= Beginning of Section =

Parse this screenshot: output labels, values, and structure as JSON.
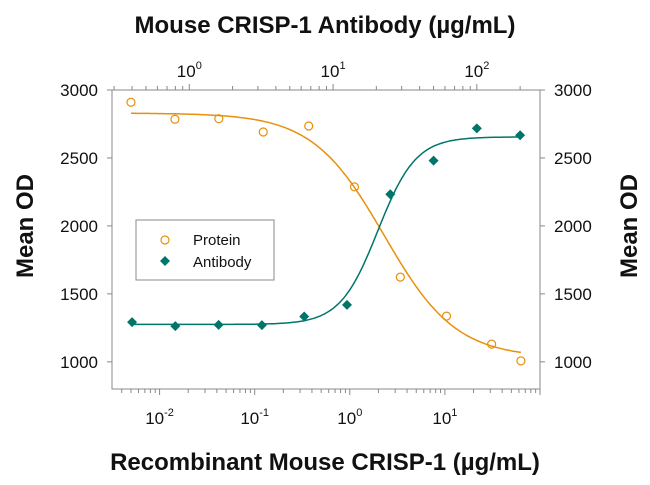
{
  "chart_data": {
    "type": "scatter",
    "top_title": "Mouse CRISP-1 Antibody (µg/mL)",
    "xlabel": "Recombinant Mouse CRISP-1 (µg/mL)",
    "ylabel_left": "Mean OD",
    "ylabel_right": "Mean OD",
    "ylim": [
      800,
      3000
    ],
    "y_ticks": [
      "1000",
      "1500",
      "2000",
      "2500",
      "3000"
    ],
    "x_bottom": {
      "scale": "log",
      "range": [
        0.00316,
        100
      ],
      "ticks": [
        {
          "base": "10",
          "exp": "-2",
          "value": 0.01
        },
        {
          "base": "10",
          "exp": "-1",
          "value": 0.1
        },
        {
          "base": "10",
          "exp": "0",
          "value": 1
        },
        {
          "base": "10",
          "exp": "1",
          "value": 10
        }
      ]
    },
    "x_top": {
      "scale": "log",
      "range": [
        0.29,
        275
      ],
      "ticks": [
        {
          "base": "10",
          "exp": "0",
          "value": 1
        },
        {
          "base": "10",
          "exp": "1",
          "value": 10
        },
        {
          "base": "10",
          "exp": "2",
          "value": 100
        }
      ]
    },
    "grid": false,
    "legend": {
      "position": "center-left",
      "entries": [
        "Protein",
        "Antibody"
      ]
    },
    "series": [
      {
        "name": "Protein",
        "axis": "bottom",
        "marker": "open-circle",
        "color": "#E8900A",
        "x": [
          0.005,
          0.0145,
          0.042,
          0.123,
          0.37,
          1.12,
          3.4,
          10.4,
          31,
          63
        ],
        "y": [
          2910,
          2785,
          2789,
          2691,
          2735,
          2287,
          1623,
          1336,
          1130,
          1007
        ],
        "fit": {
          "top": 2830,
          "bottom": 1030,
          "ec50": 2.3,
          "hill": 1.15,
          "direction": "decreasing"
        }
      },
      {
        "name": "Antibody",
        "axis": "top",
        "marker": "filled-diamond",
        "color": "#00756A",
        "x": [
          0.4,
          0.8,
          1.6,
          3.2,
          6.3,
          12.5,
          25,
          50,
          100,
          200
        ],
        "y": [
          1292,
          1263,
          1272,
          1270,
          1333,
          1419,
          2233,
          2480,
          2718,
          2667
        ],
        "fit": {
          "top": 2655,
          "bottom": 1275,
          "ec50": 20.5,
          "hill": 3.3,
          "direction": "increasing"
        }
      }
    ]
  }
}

= End of Section =

REQUIRED ACTION: Apply a filter for "Mouse" to the data above, then copy each line that matches.

ANSWER BELOW:
    "top_title": "Mouse CRISP-1 Antibody (µg/mL)",
    "xlabel": "Recombinant Mouse CRISP-1 (µg/mL)",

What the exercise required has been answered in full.